Directions: Copy every line with the string "изучение" in it.

Collection entries:
········

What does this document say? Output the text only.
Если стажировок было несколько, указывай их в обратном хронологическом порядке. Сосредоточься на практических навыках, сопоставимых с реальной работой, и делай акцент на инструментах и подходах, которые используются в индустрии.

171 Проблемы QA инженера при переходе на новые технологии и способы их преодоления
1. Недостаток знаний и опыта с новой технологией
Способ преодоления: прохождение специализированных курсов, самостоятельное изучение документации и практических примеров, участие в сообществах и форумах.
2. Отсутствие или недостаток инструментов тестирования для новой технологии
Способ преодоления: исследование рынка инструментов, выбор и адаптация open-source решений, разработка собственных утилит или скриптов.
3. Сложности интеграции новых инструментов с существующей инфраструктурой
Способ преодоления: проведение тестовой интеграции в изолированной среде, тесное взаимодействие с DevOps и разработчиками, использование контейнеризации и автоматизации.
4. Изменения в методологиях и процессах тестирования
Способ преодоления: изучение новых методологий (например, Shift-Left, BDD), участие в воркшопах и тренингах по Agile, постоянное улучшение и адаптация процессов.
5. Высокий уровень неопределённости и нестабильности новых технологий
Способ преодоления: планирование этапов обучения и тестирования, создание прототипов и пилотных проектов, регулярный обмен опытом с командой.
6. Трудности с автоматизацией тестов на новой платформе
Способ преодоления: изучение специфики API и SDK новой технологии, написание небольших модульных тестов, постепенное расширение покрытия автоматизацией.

········

Solved exercise:
Способ преодоления: прохождение специализированных курсов, самостоятельное изучение документации и практических примеров, участие в сообществах и форумах.
Способ преодоления: изучение новых методологий (например, Shift-Left, BDD), участие в воркшопах и тренингах по Agile, постоянное улучшение и адаптация процессов.
Способ преодоления: изучение специфики API и SDK новой технологии, написание небольших модульных тестов, постепенное расширение покрытия автоматизацией.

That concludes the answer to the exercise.